==== Records for processing

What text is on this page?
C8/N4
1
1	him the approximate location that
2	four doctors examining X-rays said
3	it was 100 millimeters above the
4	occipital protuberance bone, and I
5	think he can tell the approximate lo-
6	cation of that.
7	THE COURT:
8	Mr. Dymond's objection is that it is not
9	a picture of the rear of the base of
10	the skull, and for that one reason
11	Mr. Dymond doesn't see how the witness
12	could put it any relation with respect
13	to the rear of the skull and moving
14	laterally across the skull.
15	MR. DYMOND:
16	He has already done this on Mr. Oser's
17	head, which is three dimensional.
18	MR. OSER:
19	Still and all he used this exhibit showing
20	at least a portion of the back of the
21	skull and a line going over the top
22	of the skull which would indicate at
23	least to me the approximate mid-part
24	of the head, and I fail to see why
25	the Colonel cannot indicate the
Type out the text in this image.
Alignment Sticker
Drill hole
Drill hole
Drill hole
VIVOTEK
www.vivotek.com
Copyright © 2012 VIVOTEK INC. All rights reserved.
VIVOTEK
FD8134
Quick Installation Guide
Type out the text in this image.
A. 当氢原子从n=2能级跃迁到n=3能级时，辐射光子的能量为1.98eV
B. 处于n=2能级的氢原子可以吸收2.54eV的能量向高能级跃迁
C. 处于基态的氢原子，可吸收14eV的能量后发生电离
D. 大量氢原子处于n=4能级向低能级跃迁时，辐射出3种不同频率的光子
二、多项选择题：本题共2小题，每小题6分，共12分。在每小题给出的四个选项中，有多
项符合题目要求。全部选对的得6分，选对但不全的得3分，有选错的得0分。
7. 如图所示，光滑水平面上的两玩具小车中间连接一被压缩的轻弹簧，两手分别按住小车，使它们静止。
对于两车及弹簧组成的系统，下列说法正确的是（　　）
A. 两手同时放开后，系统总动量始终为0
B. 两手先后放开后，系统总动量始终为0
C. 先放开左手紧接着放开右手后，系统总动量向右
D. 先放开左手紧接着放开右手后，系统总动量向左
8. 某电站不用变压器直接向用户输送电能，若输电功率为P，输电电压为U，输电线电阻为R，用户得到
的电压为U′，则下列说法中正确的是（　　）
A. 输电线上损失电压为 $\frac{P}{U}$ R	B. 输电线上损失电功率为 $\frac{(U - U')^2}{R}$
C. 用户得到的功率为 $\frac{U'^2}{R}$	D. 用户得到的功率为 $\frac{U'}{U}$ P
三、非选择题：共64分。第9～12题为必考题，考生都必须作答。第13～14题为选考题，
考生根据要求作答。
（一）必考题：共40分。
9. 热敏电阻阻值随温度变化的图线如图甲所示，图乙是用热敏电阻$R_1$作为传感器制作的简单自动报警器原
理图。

========

-- Exercise brief --
Copy down the whole of the data above, matching it exactly.

-- Final answer --
What text is on this page?
C8/N4
1
1	him the approximate location that
2	four doctors examining X-rays said
3	it was 100 millimeters above the
4	occipital protuberance bone, and I
5	think he can tell the approximate lo-
6	cation of that.
7	THE COURT:
8	Mr. Dymond's objection is that it is not
9	a picture of the rear of the base of
10	the skull, and for that one reason
11	Mr. Dymond doesn't see how the witness
12	could put it any relation with respect
13	to the rear of the skull and moving
14	laterally across the skull.
15	MR. DYMOND:
16	He has already done this on Mr. Oser's
17	head, which is three dimensional.
18	MR. OSER:
19	Still and all he used this exhibit showing
20	at least a portion of the back of the
21	skull and a line going over the top
22	of the skull which would indicate at
23	least to me the approximate mid-part
24	of the head, and I fail to see why
25	the Colonel cannot indicate the
Type out the text in this image.
Alignment Sticker
Drill hole
Drill hole
Drill hole
VIVOTEK
www.vivotek.com
Copyright © 2012 VIVOTEK INC. All rights reserved.
VIVOTEK
FD8134
Quick Installation Guide
Type out the text in this image.
A. 当氢原子从n=2能级跃迁到n=3能级时，辐射光子的能量为1.98eV
B. 处于n=2能级的氢原子可以吸收2.54eV的能量向高能级跃迁
C. 处于基态的氢原子，可吸收14eV的能量后发生电离
D. 大量氢原子处于n=4能级向低能级跃迁时，辐射出3种不同频率的光子
二、多项选择题：本题共2小题，每小题6分，共12分。在每小题给出的四个选项中，有多
项符合题目要求。全部选对的得6分，选对但不全的得3分，有选错的得0分。
7. 如图所示，光滑水平面上的两玩具小车中间连接一被压缩的轻弹簧，两手分别按住小车，使它们静止。
对于两车及弹簧组成的系统，下列说法正确的是（　　）
A. 两手同时放开后，系统总动量始终为0
B. 两手先后放开后，系统总动量始终为0
C. 先放开左手紧接着放开右手后，系统总动量向右
D. 先放开左手紧接着放开右手后，系统总动量向左
8. 某电站不用变压器直接向用户输送电能，若输电功率为P，输电电压为U，输电线电阻为R，用户得到
的电压为U′，则下列说法中正确的是（　　）
A. 输电线上损失电压为 $\frac{P}{U}$ R	B. 输电线上损失电功率为 $\frac{(U - U')^2}{R}$
C. 用户得到的功率为 $\frac{U'^2}{R}$	D. 用户得到的功率为 $\frac{U'}{U}$ P
三、非选择题：共64分。第9～12题为必考题，考生都必须作答。第13～14题为选考题，
考生根据要求作答。
（一）必考题：共40分。
9. 热敏电阻阻值随温度变化的图线如图甲所示，图乙是用热敏电阻$R_1$作为传感器制作的简单自动报警器原
理图。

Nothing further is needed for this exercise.